[Stored data]
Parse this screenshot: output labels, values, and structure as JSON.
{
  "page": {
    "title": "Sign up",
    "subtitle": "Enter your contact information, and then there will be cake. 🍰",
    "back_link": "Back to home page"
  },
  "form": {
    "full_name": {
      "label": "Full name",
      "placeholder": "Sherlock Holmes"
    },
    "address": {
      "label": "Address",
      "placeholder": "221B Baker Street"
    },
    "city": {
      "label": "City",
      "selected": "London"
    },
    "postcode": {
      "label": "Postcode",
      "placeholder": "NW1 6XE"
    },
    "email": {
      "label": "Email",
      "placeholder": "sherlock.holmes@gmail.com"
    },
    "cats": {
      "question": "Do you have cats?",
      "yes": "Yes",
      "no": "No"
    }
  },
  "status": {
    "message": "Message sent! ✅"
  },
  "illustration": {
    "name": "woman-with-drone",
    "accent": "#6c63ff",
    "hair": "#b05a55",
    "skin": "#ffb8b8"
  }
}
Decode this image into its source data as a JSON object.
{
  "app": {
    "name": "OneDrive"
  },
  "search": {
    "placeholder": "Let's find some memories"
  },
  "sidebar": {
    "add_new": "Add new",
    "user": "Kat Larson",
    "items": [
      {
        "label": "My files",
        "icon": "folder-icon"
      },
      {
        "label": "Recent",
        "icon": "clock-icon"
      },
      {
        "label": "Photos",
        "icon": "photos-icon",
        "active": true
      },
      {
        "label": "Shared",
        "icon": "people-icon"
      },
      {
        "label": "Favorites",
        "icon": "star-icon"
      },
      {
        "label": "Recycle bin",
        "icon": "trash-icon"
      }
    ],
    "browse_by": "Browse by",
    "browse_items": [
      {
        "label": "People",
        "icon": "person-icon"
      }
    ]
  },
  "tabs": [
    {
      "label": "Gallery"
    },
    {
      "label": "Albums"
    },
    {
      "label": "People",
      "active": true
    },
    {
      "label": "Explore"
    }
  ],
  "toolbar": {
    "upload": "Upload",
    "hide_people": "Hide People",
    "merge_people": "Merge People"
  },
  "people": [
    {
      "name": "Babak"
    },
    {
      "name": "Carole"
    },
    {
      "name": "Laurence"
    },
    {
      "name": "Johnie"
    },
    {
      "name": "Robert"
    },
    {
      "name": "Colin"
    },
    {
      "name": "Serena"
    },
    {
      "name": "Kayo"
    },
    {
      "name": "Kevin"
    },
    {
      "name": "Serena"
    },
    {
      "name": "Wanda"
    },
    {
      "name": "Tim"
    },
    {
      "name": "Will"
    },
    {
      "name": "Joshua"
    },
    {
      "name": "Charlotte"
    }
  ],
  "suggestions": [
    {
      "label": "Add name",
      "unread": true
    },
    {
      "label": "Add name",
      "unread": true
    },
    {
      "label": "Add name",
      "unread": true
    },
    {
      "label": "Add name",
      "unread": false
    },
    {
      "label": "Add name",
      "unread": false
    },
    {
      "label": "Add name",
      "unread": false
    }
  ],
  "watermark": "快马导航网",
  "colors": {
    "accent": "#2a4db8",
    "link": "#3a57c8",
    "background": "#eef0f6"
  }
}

§ Problem statement: Each entry is to be returned in full, character for character.

§ Answer to this problem:
Parse this screenshot: output labels, values, and structure as JSON.
{
  "page": {
    "title": "Sign up",
    "subtitle": "Enter your contact information, and then there will be cake. 🍰",
    "back_link": "Back to home page"
  },
  "form": {
    "full_name": {
      "label": "Full name",
      "placeholder": "Sherlock Holmes"
    },
    "address": {
      "label": "Address",
      "placeholder": "221B Baker Street"
    },
    "city": {
      "label": "City",
      "selected": "London"
    },
    "postcode": {
      "label": "Postcode",
      "placeholder": "NW1 6XE"
    },
    "email": {
      "label": "Email",
      "placeholder": "sherlock.holmes@gmail.com"
    },
    "cats": {
      "question": "Do you have cats?",
      "yes": "Yes",
      "no": "No"
    }
  },
  "status": {
    "message": "Message sent! ✅"
  },
  "illustration": {
    "name": "woman-with-drone",
    "accent": "#6c63ff",
    "hair": "#b05a55",
    "skin": "#ffb8b8"
  }
}
Decode this image into its source data as a JSON object.
{
  "app": {
    "name": "OneDrive"
  },
  "search": {
    "placeholder": "Let's find some memories"
  },
  "sidebar": {
    "add_new": "Add new",
    "user": "Kat Larson",
    "items": [
      {
        "label": "My files",
        "icon": "folder-icon"
      },
      {
        "label": "Recent",
        "icon": "clock-icon"
      },
      {
        "label": "Photos",
        "icon": "photos-icon",
        "active": true
      },
      {
        "label": "Shared",
        "icon": "people-icon"
      },
      {
        "label": "Favorites",
        "icon": "star-icon"
      },
      {
        "label": "Recycle bin",
        "icon": "trash-icon"
      }
    ],
    "browse_by": "Browse by",
    "browse_items": [
      {
        "label": "People",
        "icon": "person-icon"
      }
    ]
  },
  "tabs": [
    {
      "label": "Gallery"
    },
    {
      "label": "Albums"
    },
    {
      "label": "People",
      "active": true
    },
    {
      "label": "Explore"
    }
  ],
  "toolbar": {
    "upload": "Upload",
    "hide_people": "Hide People",
    "merge_people": "Merge People"
  },
  "people": [
    {
      "name": "Babak"
    },
    {
      "name": "Carole"
    },
    {
      "name": "Laurence"
    },
    {
      "name": "Johnie"
    },
    {
      "name": "Robert"
    },
    {
      "name": "Colin"
    },
    {
      "name": "Serena"
    },
    {
      "name": "Kayo"
    },
    {
      "name": "Kevin"
    },
    {
      "name": "Serena"
    },
    {
      "name": "Wanda"
    },
    {
      "name": "Tim"
    },
    {
      "name": "Will"
    },
    {
      "name": "Joshua"
    },
    {
      "name": "Charlotte"
    }
  ],
  "suggestions": [
    {
      "label": "Add name",
      "unread": true
    },
    {
      "label": "Add name",
      "unread": true
    },
    {
      "label": "Add name",
      "unread": true
    },
    {
      "label": "Add name",
      "unread": false
    },
    {
      "label": "Add name",
      "unread": false
    },
    {
      "label": "Add name",
      "unread": false
    }
  ],
  "watermark": "快马导航网",
  "colors": {
    "accent": "#2a4db8",
    "link": "#3a57c8",
    "background": "#eef0f6"
  }
}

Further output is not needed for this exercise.